BEGIN Data in this exercise
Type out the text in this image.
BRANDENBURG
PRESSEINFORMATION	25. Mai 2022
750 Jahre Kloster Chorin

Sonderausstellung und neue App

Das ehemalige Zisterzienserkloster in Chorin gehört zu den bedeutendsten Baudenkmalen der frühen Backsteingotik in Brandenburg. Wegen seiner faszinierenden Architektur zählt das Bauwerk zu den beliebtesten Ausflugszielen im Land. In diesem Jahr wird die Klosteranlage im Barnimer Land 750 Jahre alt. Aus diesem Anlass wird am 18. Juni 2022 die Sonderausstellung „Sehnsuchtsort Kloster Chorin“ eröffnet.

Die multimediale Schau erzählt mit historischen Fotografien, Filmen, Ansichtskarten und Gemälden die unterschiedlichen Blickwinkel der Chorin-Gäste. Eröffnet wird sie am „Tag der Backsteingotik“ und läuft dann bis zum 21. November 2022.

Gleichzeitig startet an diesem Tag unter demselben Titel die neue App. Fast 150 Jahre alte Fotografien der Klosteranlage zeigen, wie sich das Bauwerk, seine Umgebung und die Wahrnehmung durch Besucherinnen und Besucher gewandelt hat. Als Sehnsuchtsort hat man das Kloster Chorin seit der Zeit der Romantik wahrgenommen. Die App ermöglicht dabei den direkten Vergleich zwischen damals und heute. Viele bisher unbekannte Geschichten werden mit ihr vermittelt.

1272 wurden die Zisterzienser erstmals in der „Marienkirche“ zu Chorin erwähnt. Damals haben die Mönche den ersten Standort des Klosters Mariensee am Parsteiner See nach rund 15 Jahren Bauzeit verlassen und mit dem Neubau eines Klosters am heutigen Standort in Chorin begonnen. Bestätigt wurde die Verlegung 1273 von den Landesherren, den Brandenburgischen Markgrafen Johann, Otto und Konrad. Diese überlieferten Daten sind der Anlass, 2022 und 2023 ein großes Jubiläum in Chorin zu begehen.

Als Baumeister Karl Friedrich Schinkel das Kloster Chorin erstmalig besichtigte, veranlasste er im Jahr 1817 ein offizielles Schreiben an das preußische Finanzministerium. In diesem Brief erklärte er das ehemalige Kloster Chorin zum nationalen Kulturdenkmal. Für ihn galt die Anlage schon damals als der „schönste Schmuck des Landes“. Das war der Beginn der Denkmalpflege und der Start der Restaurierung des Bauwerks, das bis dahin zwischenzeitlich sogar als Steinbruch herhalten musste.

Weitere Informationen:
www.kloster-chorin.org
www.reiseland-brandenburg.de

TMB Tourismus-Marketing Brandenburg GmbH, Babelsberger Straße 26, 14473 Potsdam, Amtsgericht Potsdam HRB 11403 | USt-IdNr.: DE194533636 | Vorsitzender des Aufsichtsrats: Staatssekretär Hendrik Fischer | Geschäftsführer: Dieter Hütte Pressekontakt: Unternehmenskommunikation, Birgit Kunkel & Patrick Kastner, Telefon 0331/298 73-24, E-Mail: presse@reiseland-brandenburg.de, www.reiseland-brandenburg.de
END Data in this exercise
Aim of the exercise:
Write the records above out again precisely.

Solution to this problem:
Type out the text in this image.
BRANDENBURG
PRESSEINFORMATION	25. Mai 2022
750 Jahre Kloster Chorin

Sonderausstellung und neue App

Das ehemalige Zisterzienserkloster in Chorin gehört zu den bedeutendsten Baudenkmalen der frühen Backsteingotik in Brandenburg. Wegen seiner faszinierenden Architektur zählt das Bauwerk zu den beliebtesten Ausflugszielen im Land. In diesem Jahr wird die Klosteranlage im Barnimer Land 750 Jahre alt. Aus diesem Anlass wird am 18. Juni 2022 die Sonderausstellung „Sehnsuchtsort Kloster Chorin“ eröffnet.

Die multimediale Schau erzählt mit historischen Fotografien, Filmen, Ansichtskarten und Gemälden die unterschiedlichen Blickwinkel der Chorin-Gäste. Eröffnet wird sie am „Tag der Backsteingotik“ und läuft dann bis zum 21. November 2022.

Gleichzeitig startet an diesem Tag unter demselben Titel die neue App. Fast 150 Jahre alte Fotografien der Klosteranlage zeigen, wie sich das Bauwerk, seine Umgebung und die Wahrnehmung durch Besucherinnen und Besucher gewandelt hat. Als Sehnsuchtsort hat man das Kloster Chorin seit der Zeit der Romantik wahrgenommen. Die App ermöglicht dabei den direkten Vergleich zwischen damals und heute. Viele bisher unbekannte Geschichten werden mit ihr vermittelt.

1272 wurden die Zisterzienser erstmals in der „Marienkirche“ zu Chorin erwähnt. Damals haben die Mönche den ersten Standort des Klosters Mariensee am Parsteiner See nach rund 15 Jahren Bauzeit verlassen und mit dem Neubau eines Klosters am heutigen Standort in Chorin begonnen. Bestätigt wurde die Verlegung 1273 von den Landesherren, den Brandenburgischen Markgrafen Johann, Otto und Konrad. Diese überlieferten Daten sind der Anlass, 2022 und 2023 ein großes Jubiläum in Chorin zu begehen.

Als Baumeister Karl Friedrich Schinkel das Kloster Chorin erstmalig besichtigte, veranlasste er im Jahr 1817 ein offizielles Schreiben an das preußische Finanzministerium. In diesem Brief erklärte er das ehemalige Kloster Chorin zum nationalen Kulturdenkmal. Für ihn galt die Anlage schon damals als der „schönste Schmuck des Landes“. Das war der Beginn der Denkmalpflege und der Start der Restaurierung des Bauwerks, das bis dahin zwischenzeitlich sogar als Steinbruch herhalten musste.

Weitere Informationen:
www.kloster-chorin.org
www.reiseland-brandenburg.de

TMB Tourismus-Marketing Brandenburg GmbH, Babelsberger Straße 26, 14473 Potsdam, Amtsgericht Potsdam HRB 11403 | USt-IdNr.: DE194533636 | Vorsitzender des Aufsichtsrats: Staatssekretär Hendrik Fischer | Geschäftsführer: Dieter Hütte Pressekontakt: Unternehmenskommunikation, Birgit Kunkel & Patrick Kastner, Telefon 0331/298 73-24, E-Mail: presse@reiseland-brandenburg.de, www.reiseland-brandenburg.de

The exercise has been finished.